## Brief
Copy all of the material exactly. Pictures are not to appear in the copy.

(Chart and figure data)

_ _ _ _ _

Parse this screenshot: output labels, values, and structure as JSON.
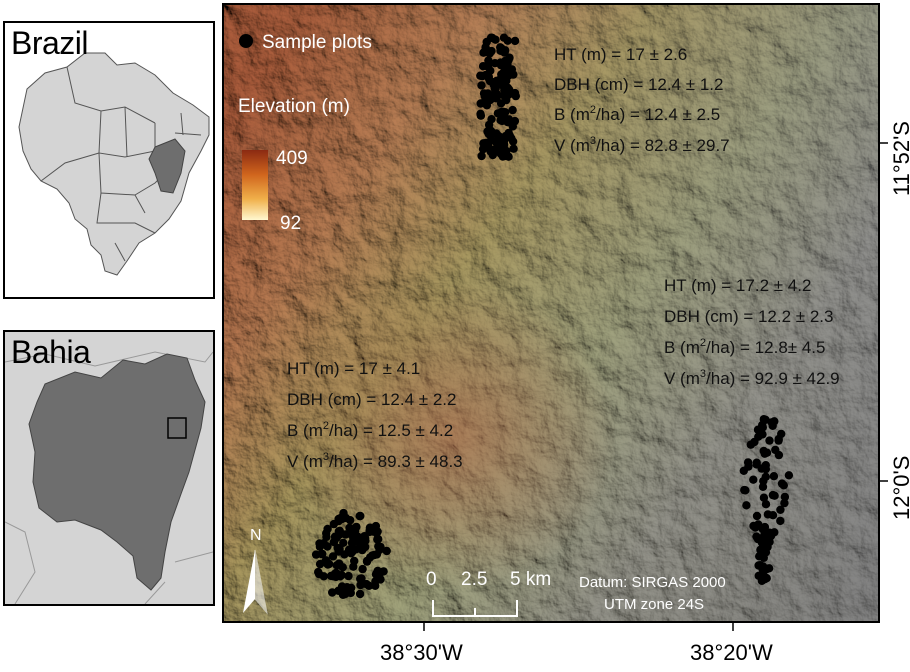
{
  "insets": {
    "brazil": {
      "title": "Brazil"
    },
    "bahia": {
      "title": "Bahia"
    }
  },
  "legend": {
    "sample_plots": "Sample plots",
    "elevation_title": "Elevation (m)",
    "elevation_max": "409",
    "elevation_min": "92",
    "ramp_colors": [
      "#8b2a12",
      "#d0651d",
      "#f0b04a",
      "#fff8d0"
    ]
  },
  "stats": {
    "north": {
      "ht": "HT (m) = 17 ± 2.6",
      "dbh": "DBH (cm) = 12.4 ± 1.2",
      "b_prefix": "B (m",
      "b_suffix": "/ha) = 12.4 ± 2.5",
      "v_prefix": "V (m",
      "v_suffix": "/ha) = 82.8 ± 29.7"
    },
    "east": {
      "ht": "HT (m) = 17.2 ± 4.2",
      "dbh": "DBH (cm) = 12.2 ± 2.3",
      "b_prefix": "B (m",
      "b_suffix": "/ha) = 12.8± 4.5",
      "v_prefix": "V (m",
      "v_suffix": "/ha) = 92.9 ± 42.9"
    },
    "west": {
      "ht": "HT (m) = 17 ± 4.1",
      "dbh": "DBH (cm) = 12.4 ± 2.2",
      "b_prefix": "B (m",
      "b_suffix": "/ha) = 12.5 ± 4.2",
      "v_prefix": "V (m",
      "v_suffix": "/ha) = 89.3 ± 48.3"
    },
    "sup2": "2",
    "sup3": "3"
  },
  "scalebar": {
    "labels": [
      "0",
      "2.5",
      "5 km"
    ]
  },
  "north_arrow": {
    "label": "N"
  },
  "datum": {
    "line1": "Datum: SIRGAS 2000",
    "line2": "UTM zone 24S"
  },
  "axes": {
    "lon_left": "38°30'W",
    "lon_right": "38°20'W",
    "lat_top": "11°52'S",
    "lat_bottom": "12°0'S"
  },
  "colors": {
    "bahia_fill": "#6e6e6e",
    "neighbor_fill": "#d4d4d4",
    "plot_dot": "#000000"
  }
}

_ _ _ _ _

## Output below
Parse this screenshot: output labels, values, and structure as JSON.
{
  "insets": {
    "brazil": {
      "title": "Brazil"
    },
    "bahia": {
      "title": "Bahia"
    }
  },
  "legend": {
    "sample_plots": "Sample plots",
    "elevation_title": "Elevation (m)",
    "elevation_max": "409",
    "elevation_min": "92",
    "ramp_colors": [
      "#8b2a12",
      "#d0651d",
      "#f0b04a",
      "#fff8d0"
    ]
  },
  "stats": {
    "north": {
      "ht": "HT (m) = 17 ± 2.6",
      "dbh": "DBH (cm) = 12.4 ± 1.2",
      "b_prefix": "B (m",
      "b_suffix": "/ha) = 12.4 ± 2.5",
      "v_prefix": "V (m",
      "v_suffix": "/ha) = 82.8 ± 29.7"
    },
    "east": {
      "ht": "HT (m) = 17.2 ± 4.2",
      "dbh": "DBH (cm) = 12.2 ± 2.3",
      "b_prefix": "B (m",
      "b_suffix": "/ha) = 12.8± 4.5",
      "v_prefix": "V (m",
      "v_suffix": "/ha) = 92.9 ± 42.9"
    },
    "west": {
      "ht": "HT (m) = 17 ± 4.1",
      "dbh": "DBH (cm) = 12.4 ± 2.2",
      "b_prefix": "B (m",
      "b_suffix": "/ha) = 12.5 ± 4.2",
      "v_prefix": "V (m",
      "v_suffix": "/ha) = 89.3 ± 48.3"
    },
    "sup2": "2",
    "sup3": "3"
  },
  "scalebar": {
    "labels": [
      "0",
      "2.5",
      "5 km"
    ]
  },
  "north_arrow": {
    "label": "N"
  },
  "datum": {
    "line1": "Datum: SIRGAS 2000",
    "line2": "UTM zone 24S"
  },
  "axes": {
    "lon_left": "38°30'W",
    "lon_right": "38°20'W",
    "lat_top": "11°52'S",
    "lat_bottom": "12°0'S"
  },
  "colors": {
    "bahia_fill": "#6e6e6e",
    "neighbor_fill": "#d4d4d4",
    "plot_dot": "#000000"
  }
}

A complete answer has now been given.